• **TUGAS YANG DIKERJAKAN**
1: Jawablah pertanyaan berikut berdasarkan berita tentang pembalakan hutan di Riau.
(a) Siapa yang menjabat Direktur Eksekutif Walhi Riau?
(b) Sampai akhir pekan lalu, berapa kali para aktivis sudah menggelar unjuk rasa?
(c) Berkas kasus perusahaan mana yang segera sampai ke pengadilan?
2: Sebutkan setiap orang yang namanya tercantum dalam berita tentang pembalakan hutan di Riau beserta jabatannya.
3: Teruskan berita tentang pembalakan hutan di Riau, dimulai setelah kalimat terakhir yang tercantum.

Baca berita dengan sedikit iklan, klik di sini

Kriminal

Terjegal Saksi Ahli

Para aktivis lingkungan bersiap mempraperadilankan kepolisian Riau. Mereka kecewa terhadap langkah aparat yang menghentikan kasus pembalakan hutan di provinsi itu.

19 Januari 2009 | 00.00 WIB

Image of Tempo
Perbesar

Baca berita dengan sedikit iklan, klik di sini

SUDAH hampir sebulan kantor Wahana Lingkungan Hidup (Walhi) Riau di kawasan Sukajadi, Pekanbaru, buka hingga larut malam. Di sana, hampir setiap hari, para aktivis lingkungan di provinsi itu menggelar rapat dan diskusi. ”Kami terus membahas ihwal penghentian penyidikan pembalakan liar,” kata Johny Setiawan Mundung, Direktur Eksekutif Walhi Riau, Kamis pekan lalu, kepada Tempo.

Tak hanya berapat, siang harinya mereka juga turun ke jalan. Bersama, antara lain, Koordinator Jaringan Kerja Penyelamatan Hutan Riau (Jikalahari), Susanto Kurniawan, Johny memimpin ratusan demonstran menggelar unjuk rasa di depan kantor instansi pemerintah, mulai dari kepolisian, kejaksaan, hingga DPRD. Sampai akhir pekan lalu mereka sudah 14 kali menggelar unjuk rasa. ”Aksi ini akan terus kami lakukan hingga pemerintah serius menyelamatkan hutan,” kata Susanto.

Aksi para aktivis ini dipicu oleh surat perintah penghentian penyidikan (SP3) yang dikeluarkan Kepolisian Daerah Riau terhadap 13 dari 14 perusahaan perambah hutan yang diduga terlibat pembalakan liar pada pertengahan bulan lalu. Keputusan yang dilakukan kepolisian Riau itu tentu saja menyengat para aktivis. Adapun Kepala Kepolisian Daerah Riau, Brigadir Jenderal Hadiatmoko, menyatakan SP3 itu dikeluarkan karena sejumlah syarat hukum tidak terpenuhi. ”Ini semata demi pertimbangan hukum,” ujar Hadiatmoko. ”Tak ada tekanan dari mana pun.”

Dari 14 perusahaan itu, separuhnya anak perusahaan PT Riau Andalan Pulp & Paper, dan sisanya milik PT Indah Kiat Pulp & Paper. Satu-satunya yang segera sampai ke pengadilan adalah berkas kasus PT Ruas Utama Jaya, salah satu anak perusahaan Indah Kiat. Kejaksaan menyatakan ”dosa” Ruas Utama jelas: membabat hutan jauh sebelum memiliki izin.

• **DATA**
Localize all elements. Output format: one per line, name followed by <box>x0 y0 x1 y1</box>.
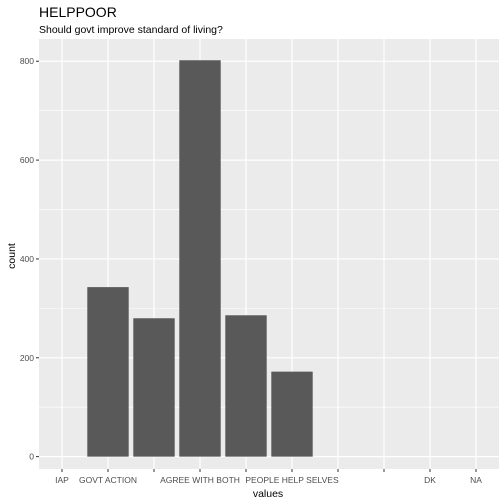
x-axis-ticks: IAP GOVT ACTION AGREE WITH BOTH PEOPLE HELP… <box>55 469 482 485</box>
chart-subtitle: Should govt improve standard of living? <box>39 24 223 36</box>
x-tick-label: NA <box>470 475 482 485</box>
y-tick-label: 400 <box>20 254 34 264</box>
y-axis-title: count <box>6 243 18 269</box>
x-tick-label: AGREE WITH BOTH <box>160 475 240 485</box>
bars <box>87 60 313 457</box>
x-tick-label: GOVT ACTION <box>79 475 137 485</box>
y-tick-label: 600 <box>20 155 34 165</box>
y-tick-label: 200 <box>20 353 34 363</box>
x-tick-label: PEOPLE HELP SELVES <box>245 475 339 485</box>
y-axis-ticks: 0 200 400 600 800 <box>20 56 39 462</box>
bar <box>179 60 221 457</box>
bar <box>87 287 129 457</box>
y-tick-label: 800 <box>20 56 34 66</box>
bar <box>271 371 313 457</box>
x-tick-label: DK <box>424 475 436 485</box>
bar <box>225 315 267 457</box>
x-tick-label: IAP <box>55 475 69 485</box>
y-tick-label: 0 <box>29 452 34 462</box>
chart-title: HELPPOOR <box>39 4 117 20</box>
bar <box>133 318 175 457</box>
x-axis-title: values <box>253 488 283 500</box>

--

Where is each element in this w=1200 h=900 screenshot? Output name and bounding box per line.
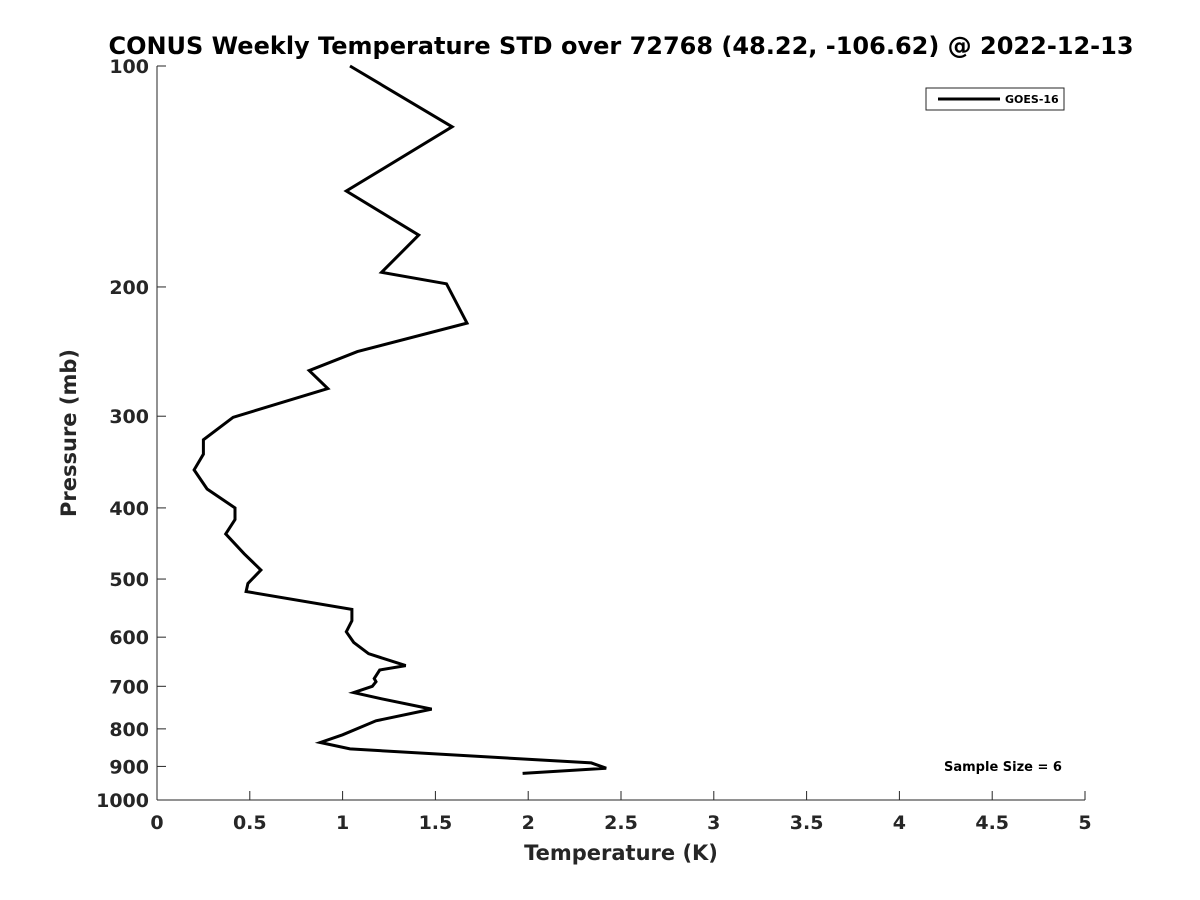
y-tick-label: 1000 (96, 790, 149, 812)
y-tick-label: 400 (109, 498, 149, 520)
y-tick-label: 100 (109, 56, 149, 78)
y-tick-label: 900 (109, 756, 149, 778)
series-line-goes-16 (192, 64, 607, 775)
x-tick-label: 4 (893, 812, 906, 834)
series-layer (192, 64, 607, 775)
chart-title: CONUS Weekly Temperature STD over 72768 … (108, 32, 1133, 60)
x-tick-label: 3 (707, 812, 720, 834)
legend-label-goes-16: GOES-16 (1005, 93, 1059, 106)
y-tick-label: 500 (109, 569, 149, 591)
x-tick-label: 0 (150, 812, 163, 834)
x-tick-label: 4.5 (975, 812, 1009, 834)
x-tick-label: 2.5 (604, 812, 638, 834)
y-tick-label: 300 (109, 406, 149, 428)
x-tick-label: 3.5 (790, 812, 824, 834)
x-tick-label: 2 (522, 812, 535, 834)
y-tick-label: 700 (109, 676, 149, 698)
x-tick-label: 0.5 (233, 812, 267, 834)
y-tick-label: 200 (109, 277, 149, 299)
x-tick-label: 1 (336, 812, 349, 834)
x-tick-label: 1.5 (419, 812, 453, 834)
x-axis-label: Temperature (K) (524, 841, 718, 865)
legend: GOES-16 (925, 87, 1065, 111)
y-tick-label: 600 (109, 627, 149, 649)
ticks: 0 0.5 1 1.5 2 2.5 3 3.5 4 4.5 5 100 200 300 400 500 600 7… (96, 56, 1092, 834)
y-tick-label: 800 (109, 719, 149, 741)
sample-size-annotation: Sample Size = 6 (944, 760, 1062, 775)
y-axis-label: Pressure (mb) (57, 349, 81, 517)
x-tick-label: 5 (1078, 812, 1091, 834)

• **JAWABAN TUGAS**
1:
(a) Johny Setiawan Mundung
(b) 14 kali
(c) PT Ruas Utama Jaya

2:
- Johny Setiawan Mundung, Direktur Eksekutif Walhi Riau
- Susanto Kurniawan, Koordinator Jaringan Kerja Penyelamatan Hutan Riau (Jikalahari)
- Brigadir Jenderal Hadiatmoko, Kepala Kepolisian Daerah Riau

3:
Kepala Kejaksaan Tinggi Riau, Suro-so, mengakui kejaksaan memang menolak ”berkas pembalakan” yang disodorkan kepolisian. Menurut dia, banyak kasus pembalakan yang divonis bebas lantaran dianggap kurang bukti. Di mata kejaksaan, kasus kayu yang disidik kepolisian pun akan mengalami nasib sama. Walhasil, kerja keras selama dua tahun oleh Brigadir Jenderal Sutjiptadi—saat itu Kepala Kepolisian Daerah Riau dan kini Gubernur Akademi Kepolisian—memerangi pembalakan ilegal jadi sia-sia.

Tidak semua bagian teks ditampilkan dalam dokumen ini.